__Records supplied__
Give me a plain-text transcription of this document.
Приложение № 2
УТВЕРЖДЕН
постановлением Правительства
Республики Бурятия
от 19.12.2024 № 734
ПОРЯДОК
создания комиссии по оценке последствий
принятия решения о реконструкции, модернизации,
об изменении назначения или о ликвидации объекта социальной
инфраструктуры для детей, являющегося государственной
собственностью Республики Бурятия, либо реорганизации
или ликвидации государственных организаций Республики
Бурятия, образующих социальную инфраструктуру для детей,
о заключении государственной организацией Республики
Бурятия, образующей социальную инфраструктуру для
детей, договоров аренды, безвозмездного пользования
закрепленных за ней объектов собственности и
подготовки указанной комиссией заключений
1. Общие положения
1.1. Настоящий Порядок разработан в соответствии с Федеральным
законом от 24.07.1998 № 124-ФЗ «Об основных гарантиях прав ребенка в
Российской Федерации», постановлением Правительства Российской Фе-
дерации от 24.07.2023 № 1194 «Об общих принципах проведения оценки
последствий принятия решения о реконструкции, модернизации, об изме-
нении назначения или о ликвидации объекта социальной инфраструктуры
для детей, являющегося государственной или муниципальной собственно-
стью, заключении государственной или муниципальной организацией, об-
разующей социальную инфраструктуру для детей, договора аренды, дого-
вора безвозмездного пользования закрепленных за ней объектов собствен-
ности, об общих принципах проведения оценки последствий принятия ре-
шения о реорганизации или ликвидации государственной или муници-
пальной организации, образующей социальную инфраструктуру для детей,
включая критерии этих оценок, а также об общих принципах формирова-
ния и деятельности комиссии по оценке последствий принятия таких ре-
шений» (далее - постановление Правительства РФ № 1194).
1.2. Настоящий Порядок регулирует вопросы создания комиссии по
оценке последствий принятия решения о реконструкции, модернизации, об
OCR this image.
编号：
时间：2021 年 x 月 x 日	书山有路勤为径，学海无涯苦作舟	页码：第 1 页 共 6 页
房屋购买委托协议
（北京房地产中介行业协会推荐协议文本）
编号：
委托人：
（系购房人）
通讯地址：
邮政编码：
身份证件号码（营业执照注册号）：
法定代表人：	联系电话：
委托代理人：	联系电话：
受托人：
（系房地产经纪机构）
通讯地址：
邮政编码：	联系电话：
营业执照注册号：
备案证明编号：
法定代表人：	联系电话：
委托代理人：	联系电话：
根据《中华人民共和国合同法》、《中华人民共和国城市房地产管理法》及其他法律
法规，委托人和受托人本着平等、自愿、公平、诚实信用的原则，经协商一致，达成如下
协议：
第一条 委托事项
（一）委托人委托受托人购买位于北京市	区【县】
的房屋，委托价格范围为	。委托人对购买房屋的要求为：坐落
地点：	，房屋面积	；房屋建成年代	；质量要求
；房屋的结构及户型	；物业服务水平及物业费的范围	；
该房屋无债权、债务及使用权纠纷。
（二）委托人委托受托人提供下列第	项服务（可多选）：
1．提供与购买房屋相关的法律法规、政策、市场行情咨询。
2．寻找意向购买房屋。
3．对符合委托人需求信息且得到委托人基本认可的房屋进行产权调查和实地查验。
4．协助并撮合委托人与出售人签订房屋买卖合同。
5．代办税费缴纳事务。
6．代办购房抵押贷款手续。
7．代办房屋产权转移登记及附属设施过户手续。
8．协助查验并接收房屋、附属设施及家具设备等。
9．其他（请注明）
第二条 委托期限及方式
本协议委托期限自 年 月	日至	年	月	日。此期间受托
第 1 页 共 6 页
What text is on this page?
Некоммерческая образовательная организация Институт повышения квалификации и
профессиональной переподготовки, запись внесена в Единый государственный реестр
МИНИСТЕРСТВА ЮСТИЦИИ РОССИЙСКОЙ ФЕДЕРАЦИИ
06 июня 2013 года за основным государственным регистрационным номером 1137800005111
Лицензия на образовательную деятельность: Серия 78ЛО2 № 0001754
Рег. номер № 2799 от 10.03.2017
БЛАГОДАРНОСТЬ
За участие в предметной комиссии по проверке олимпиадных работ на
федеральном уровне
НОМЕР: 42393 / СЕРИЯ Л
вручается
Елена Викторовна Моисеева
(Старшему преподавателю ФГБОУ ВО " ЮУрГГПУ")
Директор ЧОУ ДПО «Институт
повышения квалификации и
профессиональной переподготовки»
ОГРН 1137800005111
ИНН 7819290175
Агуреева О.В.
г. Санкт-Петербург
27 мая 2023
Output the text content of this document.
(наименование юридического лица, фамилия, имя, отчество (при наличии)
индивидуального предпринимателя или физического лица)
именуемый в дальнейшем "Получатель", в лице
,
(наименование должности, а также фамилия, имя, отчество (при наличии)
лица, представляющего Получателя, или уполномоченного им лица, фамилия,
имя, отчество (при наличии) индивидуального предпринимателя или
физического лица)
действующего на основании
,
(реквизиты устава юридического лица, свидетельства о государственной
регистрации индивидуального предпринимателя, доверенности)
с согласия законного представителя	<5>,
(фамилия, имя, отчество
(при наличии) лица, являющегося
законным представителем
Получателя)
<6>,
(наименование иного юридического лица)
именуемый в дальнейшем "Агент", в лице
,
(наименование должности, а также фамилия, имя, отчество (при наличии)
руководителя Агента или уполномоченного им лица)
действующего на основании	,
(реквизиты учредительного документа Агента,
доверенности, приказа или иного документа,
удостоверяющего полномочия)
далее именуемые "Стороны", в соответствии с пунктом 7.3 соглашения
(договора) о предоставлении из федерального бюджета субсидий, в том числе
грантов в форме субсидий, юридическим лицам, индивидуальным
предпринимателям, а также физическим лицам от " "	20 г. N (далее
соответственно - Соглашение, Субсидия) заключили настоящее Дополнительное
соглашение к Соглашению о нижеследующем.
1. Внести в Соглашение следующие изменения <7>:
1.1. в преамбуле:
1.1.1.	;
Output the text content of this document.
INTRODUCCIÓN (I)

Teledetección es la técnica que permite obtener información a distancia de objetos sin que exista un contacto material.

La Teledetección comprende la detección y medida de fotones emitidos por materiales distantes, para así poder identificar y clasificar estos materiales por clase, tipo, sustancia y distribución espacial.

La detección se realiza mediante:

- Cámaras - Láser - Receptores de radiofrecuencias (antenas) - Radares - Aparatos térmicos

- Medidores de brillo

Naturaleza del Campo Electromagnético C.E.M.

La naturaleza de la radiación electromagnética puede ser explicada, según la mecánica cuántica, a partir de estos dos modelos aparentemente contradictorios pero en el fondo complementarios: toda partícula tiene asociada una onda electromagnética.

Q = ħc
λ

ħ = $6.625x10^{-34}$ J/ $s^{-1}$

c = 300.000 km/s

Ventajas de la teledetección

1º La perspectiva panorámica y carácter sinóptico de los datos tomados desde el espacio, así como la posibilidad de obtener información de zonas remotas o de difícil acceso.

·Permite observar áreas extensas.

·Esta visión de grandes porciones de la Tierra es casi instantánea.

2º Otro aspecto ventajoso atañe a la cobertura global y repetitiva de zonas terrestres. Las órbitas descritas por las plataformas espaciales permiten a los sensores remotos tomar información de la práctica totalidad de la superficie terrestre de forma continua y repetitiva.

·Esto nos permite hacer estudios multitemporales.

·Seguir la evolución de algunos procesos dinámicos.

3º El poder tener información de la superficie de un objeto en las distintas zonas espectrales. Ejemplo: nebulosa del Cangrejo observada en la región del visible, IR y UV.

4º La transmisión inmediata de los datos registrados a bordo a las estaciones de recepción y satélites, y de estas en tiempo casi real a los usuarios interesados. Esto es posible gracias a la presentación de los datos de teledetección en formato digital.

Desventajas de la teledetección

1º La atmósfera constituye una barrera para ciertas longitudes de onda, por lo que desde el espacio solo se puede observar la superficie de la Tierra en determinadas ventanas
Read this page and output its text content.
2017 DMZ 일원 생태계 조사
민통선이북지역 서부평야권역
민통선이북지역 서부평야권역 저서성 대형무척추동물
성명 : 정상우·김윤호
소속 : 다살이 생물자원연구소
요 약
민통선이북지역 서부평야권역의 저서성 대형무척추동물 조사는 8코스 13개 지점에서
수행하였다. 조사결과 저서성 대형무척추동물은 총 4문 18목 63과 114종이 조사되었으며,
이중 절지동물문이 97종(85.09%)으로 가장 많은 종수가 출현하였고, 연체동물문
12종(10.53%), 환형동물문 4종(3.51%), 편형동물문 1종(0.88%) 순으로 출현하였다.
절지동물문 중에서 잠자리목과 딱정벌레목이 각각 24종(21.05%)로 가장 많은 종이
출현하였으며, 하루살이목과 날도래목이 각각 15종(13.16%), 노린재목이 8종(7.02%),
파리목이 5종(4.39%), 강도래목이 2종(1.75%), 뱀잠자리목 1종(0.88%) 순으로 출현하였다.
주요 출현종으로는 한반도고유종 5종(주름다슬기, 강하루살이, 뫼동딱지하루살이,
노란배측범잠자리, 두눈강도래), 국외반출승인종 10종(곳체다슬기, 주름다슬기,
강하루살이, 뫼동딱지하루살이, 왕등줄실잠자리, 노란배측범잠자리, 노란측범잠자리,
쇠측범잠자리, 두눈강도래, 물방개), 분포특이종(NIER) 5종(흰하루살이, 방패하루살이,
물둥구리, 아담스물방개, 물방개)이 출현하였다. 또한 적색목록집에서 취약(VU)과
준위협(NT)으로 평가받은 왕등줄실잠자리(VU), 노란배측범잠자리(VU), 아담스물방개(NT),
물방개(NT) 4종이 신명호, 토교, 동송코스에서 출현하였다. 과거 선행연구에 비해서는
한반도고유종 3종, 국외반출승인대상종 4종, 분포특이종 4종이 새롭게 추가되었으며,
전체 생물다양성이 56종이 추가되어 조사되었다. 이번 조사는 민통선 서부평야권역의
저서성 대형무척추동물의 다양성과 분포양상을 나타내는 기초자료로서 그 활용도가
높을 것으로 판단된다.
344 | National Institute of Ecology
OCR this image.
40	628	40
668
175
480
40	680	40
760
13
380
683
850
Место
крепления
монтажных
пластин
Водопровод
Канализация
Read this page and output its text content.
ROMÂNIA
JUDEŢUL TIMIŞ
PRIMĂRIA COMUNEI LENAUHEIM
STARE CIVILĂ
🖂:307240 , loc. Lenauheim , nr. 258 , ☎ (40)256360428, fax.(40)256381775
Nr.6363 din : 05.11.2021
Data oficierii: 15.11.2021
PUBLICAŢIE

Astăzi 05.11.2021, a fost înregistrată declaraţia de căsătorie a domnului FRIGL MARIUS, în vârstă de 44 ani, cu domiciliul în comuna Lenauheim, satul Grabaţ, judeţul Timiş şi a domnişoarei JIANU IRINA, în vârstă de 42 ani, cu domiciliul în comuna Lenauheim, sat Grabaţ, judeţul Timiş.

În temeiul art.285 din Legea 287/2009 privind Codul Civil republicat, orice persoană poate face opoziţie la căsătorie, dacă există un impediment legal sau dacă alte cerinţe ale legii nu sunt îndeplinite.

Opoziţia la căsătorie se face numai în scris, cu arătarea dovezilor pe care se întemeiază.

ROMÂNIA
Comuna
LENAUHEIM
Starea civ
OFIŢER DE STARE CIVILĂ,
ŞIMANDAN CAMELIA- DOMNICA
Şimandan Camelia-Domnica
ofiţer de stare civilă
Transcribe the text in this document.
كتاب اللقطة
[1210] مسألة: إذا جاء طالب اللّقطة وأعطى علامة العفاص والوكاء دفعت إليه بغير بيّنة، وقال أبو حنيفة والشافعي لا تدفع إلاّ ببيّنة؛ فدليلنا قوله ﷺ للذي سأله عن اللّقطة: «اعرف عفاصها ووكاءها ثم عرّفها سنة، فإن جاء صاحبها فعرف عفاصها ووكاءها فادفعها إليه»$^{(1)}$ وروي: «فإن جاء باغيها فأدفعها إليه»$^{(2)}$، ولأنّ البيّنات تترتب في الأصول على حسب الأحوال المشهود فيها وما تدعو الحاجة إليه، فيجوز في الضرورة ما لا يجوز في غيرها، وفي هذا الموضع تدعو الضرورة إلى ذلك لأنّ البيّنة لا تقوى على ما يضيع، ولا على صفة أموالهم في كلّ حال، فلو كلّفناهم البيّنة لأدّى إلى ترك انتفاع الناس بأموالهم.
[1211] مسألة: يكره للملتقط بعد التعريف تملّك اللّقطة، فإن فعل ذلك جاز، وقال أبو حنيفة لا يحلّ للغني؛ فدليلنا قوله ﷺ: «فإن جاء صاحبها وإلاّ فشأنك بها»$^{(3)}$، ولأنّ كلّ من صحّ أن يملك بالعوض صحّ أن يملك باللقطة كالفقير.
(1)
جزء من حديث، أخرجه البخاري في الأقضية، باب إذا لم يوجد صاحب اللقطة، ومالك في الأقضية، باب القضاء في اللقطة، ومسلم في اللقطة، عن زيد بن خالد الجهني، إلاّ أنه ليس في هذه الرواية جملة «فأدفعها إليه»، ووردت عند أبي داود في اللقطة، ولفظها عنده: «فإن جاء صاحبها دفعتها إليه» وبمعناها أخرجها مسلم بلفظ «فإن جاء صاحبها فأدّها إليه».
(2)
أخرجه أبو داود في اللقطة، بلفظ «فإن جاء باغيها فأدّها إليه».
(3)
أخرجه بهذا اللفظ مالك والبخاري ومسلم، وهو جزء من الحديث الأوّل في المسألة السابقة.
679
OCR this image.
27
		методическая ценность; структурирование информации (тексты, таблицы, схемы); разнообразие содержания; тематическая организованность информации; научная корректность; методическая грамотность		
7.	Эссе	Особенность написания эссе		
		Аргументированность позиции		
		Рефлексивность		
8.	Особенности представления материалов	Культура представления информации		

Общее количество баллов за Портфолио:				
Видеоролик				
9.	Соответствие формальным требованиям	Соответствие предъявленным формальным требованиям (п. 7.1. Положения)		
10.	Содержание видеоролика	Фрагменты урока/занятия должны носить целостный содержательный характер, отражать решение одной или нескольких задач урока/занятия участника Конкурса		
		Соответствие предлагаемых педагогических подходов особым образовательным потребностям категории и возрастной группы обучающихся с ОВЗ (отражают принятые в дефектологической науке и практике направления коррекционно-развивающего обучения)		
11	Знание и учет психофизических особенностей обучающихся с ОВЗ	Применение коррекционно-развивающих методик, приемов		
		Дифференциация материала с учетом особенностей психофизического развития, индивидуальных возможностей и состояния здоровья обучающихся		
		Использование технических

__What is asked__
In the material above, show every line where the word "пользования" turns up.

__Written response__
детей, договоров аренды, безвозмездного пользования
вора безвозмездного пользования закрепленных за ней объектов собствен-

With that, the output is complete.